Figure dataset records:
#####
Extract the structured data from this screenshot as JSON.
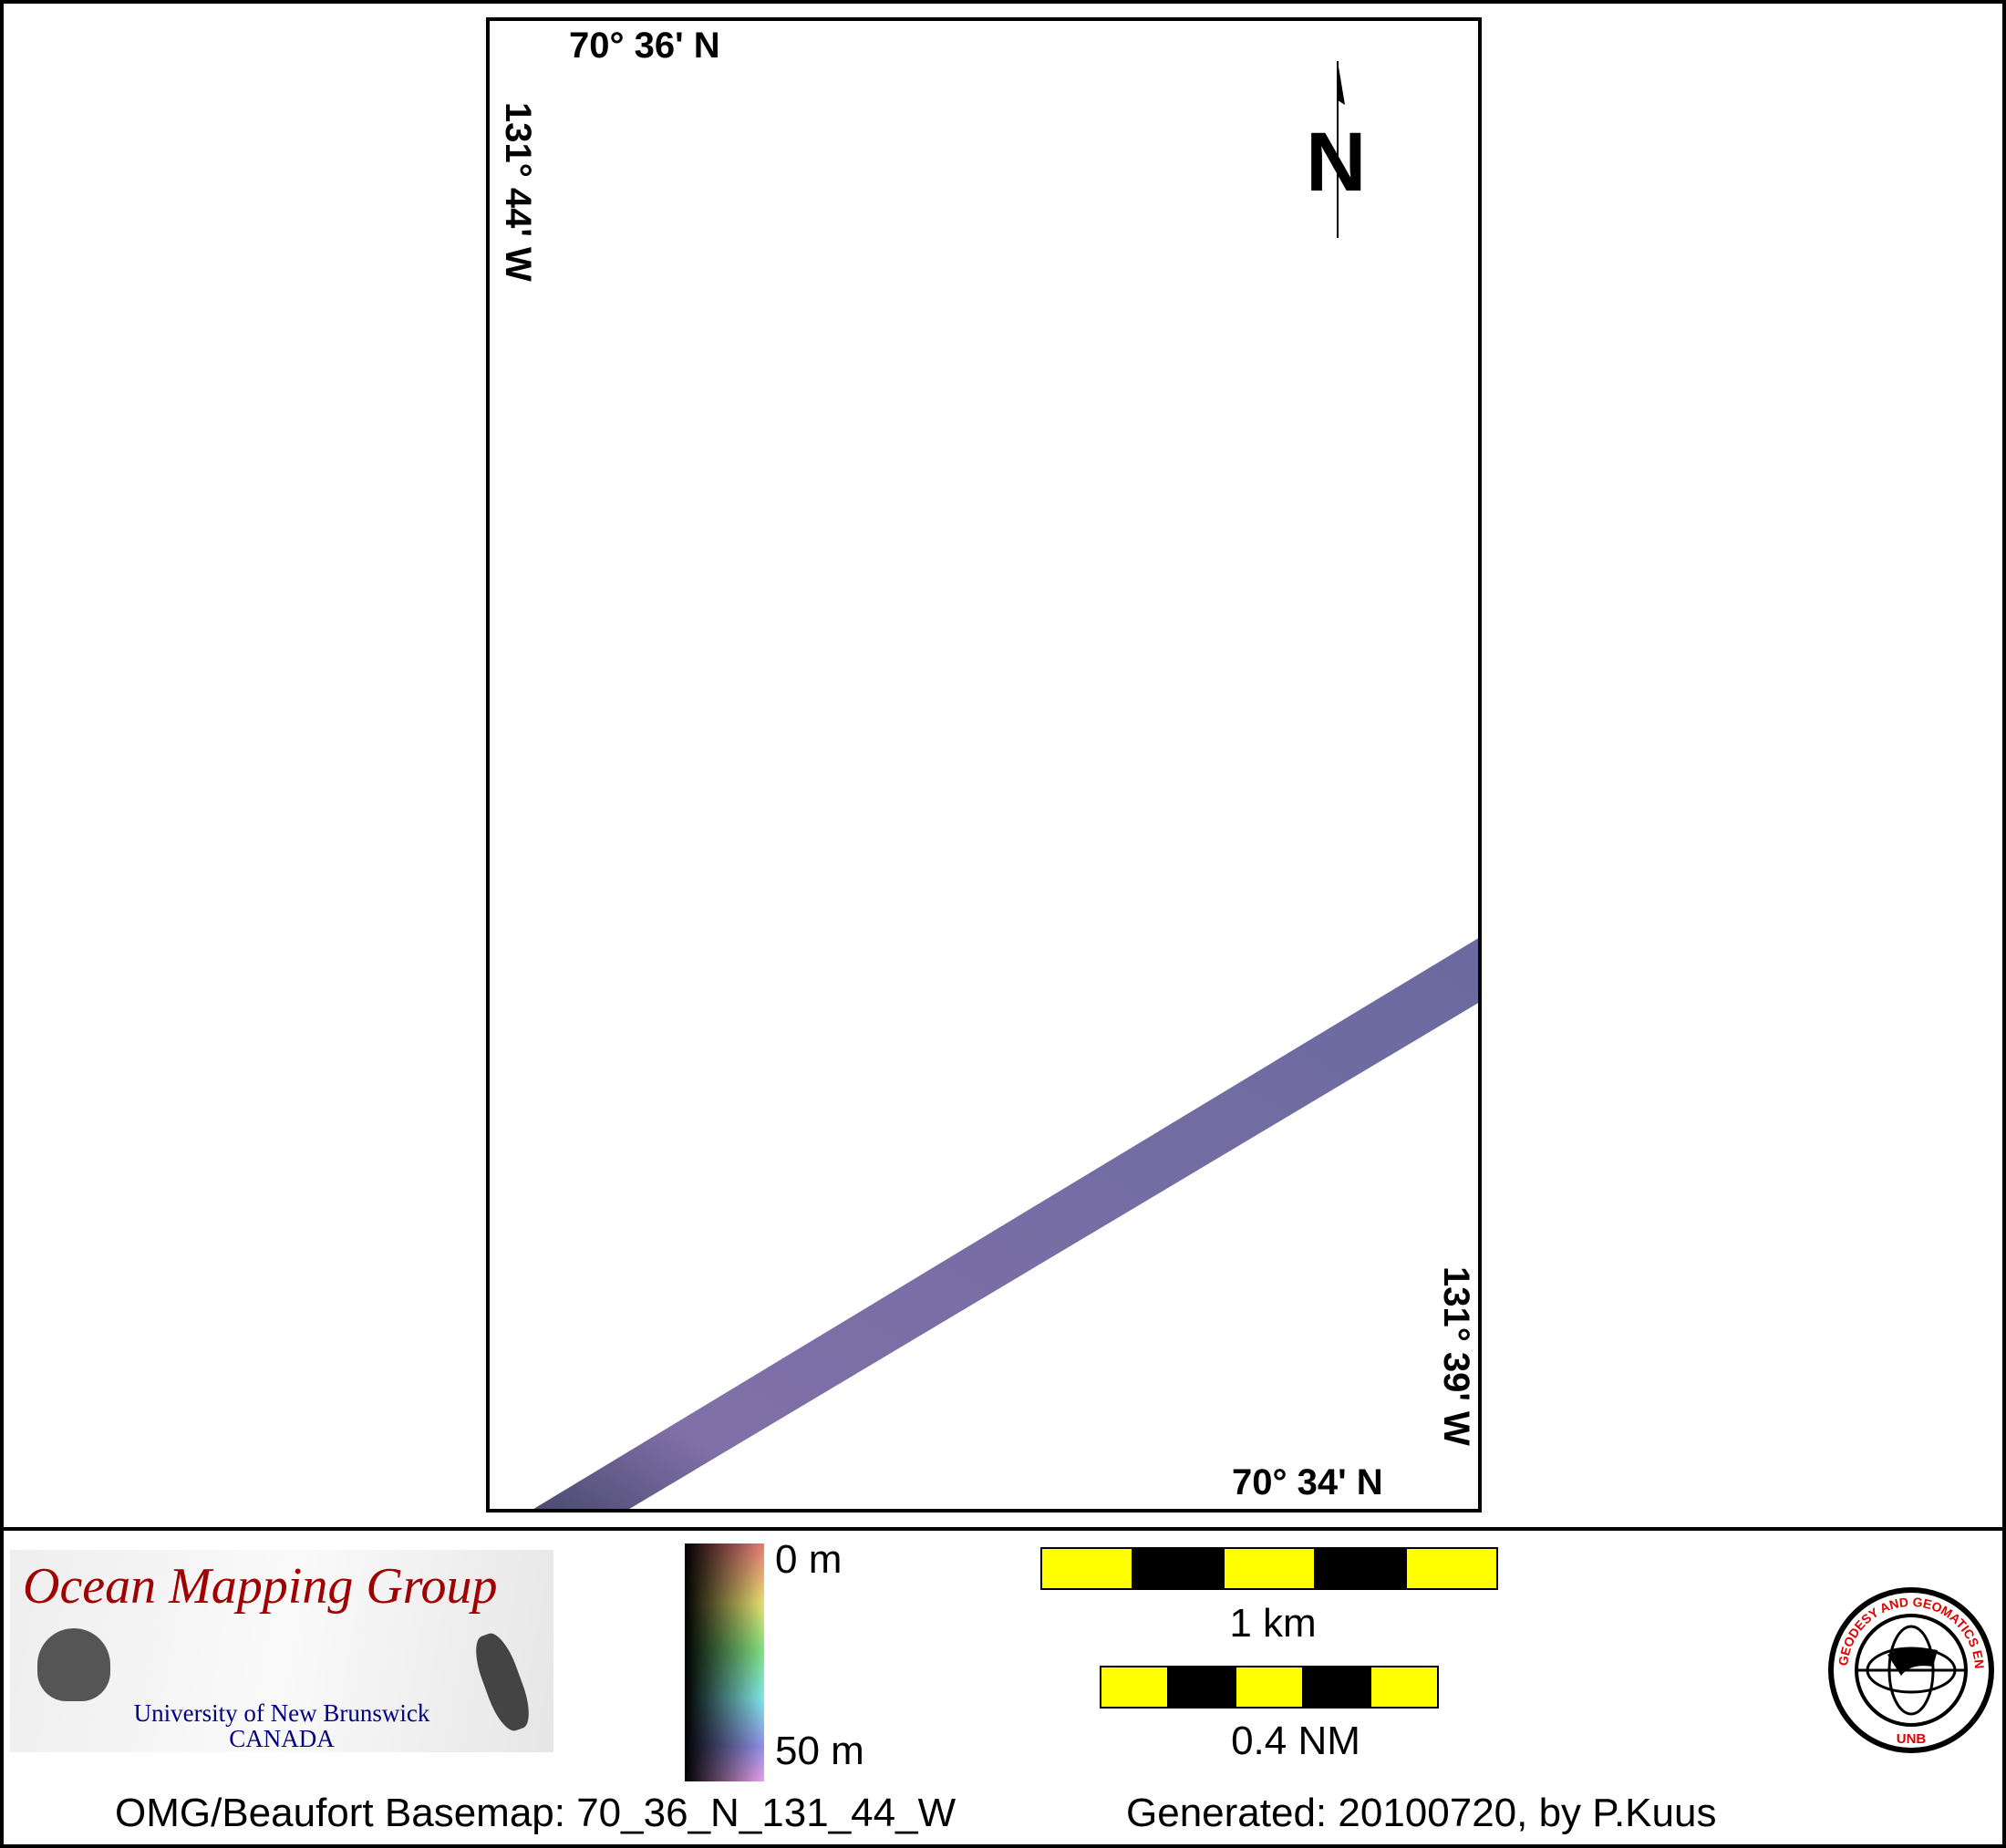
{
  "map": {
    "top_lat_label": "70° 36' N",
    "bottom_lat_label": "70° 34' N",
    "left_lon_label": "131° 44' W",
    "right_lon_label": "131° 39' W",
    "north_label": "N",
    "swath_color": "#6e6aa0"
  },
  "legend": {
    "colorbar_top": "0 m",
    "colorbar_bottom": "50 m",
    "scale_km": "1 km",
    "scale_nm": "0.4 NM",
    "scale_colors": [
      "#ffff00",
      "#000000"
    ]
  },
  "logos": {
    "omg_title": "Ocean Mapping Group",
    "omg_university": "University of New Brunswick",
    "omg_country": "CANADA",
    "unb_ring": "GEODESY AND GEOMATICS ENGINEERING",
    "unb_short": "UNB"
  },
  "footer": {
    "basemap": "OMG/Beaufort Basemap: 70_36_N_131_44_W",
    "generated": "Generated: 20100720, by P.Kuus"
  }
}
#####
EXERCISE TASK:
Return all of the data exactly as written, and drop the pictures.

REPLY TO THE TASK:
Extract the structured data from this screenshot as JSON.
{
  "map": {
    "top_lat_label": "70° 36' N",
    "bottom_lat_label": "70° 34' N",
    "left_lon_label": "131° 44' W",
    "right_lon_label": "131° 39' W",
    "north_label": "N",
    "swath_color": "#6e6aa0"
  },
  "legend": {
    "colorbar_top": "0 m",
    "colorbar_bottom": "50 m",
    "scale_km": "1 km",
    "scale_nm": "0.4 NM",
    "scale_colors": [
      "#ffff00",
      "#000000"
    ]
  },
  "logos": {
    "omg_title": "Ocean Mapping Group",
    "omg_university": "University of New Brunswick",
    "omg_country": "CANADA",
    "unb_ring": "GEODESY AND GEOMATICS ENGINEERING",
    "unb_short": "UNB"
  },
  "footer": {
    "basemap": "OMG/Beaufort Basemap: 70_36_N_131_44_W",
    "generated": "Generated: 20100720, by P.Kuus"
  }
}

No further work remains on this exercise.